-- Start RECORD EXTRACTS --

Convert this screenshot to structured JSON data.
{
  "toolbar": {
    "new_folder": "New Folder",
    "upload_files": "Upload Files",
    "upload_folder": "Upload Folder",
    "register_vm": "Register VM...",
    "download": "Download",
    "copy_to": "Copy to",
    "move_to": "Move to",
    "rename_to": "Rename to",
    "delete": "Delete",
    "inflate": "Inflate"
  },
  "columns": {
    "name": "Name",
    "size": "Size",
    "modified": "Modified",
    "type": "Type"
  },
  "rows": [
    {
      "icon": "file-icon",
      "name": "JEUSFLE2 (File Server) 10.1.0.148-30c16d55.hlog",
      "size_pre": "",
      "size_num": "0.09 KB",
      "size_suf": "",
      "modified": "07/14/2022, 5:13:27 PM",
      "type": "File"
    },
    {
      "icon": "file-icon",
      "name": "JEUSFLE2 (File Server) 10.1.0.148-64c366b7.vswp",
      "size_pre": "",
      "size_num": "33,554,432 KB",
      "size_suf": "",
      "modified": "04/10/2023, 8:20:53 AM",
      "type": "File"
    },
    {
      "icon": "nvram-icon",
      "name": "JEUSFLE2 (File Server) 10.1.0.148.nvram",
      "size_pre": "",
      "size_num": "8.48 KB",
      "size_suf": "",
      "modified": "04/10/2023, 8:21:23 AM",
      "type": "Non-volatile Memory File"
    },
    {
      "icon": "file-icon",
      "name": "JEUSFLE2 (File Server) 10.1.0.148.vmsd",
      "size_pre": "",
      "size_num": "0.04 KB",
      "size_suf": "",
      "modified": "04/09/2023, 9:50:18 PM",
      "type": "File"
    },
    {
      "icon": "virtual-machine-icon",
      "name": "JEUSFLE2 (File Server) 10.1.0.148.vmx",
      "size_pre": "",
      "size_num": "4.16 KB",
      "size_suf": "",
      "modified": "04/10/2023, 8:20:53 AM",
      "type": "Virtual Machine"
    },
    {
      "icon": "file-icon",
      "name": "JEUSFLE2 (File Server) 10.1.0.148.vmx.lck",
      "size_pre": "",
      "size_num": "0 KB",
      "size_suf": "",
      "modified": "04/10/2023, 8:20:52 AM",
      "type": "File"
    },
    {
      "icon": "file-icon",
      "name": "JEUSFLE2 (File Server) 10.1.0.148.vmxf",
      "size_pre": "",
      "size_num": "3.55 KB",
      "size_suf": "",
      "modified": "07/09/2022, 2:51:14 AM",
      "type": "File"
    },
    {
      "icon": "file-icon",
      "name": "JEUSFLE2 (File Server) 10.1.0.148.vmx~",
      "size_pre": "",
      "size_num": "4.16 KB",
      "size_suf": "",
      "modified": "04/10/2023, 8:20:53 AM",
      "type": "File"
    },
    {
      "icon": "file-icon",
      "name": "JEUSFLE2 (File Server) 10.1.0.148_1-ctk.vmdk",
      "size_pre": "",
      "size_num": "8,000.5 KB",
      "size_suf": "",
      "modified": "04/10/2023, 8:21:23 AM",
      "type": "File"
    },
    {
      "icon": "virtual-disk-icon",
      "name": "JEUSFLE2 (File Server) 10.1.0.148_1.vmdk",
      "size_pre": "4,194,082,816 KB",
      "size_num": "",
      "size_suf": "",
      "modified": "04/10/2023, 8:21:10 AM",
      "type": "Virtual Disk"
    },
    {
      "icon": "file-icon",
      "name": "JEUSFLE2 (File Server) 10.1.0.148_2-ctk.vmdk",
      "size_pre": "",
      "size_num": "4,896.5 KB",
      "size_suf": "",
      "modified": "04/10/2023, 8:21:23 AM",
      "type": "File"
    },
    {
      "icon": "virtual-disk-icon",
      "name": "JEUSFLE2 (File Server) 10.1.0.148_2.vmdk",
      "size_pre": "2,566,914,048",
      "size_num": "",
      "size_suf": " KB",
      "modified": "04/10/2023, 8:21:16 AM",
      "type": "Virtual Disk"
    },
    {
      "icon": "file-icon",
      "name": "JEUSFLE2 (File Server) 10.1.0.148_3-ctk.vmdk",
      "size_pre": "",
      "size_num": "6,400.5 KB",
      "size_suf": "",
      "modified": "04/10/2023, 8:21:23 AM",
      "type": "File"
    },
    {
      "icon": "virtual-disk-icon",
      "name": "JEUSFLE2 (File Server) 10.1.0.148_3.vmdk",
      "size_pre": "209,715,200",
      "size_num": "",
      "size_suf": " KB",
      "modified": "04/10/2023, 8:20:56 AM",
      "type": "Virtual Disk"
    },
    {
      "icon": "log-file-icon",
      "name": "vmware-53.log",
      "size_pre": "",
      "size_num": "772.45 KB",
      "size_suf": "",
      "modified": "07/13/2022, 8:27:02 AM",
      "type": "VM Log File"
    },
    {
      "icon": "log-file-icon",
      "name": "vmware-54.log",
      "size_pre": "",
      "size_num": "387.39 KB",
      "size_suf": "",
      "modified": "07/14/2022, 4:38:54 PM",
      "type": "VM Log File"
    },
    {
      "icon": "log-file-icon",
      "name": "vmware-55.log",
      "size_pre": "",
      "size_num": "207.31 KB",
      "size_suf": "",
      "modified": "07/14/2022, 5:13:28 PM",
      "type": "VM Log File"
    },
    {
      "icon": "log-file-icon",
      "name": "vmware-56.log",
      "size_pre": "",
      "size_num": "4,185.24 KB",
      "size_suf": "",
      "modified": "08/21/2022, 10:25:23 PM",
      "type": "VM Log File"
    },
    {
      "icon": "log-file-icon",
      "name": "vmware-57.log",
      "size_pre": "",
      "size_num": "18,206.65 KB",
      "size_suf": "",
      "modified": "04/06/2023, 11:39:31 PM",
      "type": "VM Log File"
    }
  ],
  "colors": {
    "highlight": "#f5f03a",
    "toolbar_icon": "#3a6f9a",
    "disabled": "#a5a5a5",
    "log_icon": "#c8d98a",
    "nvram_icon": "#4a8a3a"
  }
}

-- End RECORD EXTRACTS --

## WHAT YOU HAVE TO DO
Locate the string "Folder" in the listing above and copy every line where it occurs.

## ANSWER
    "new_folder": "New Folder",
    "upload_folder": "Upload Folder",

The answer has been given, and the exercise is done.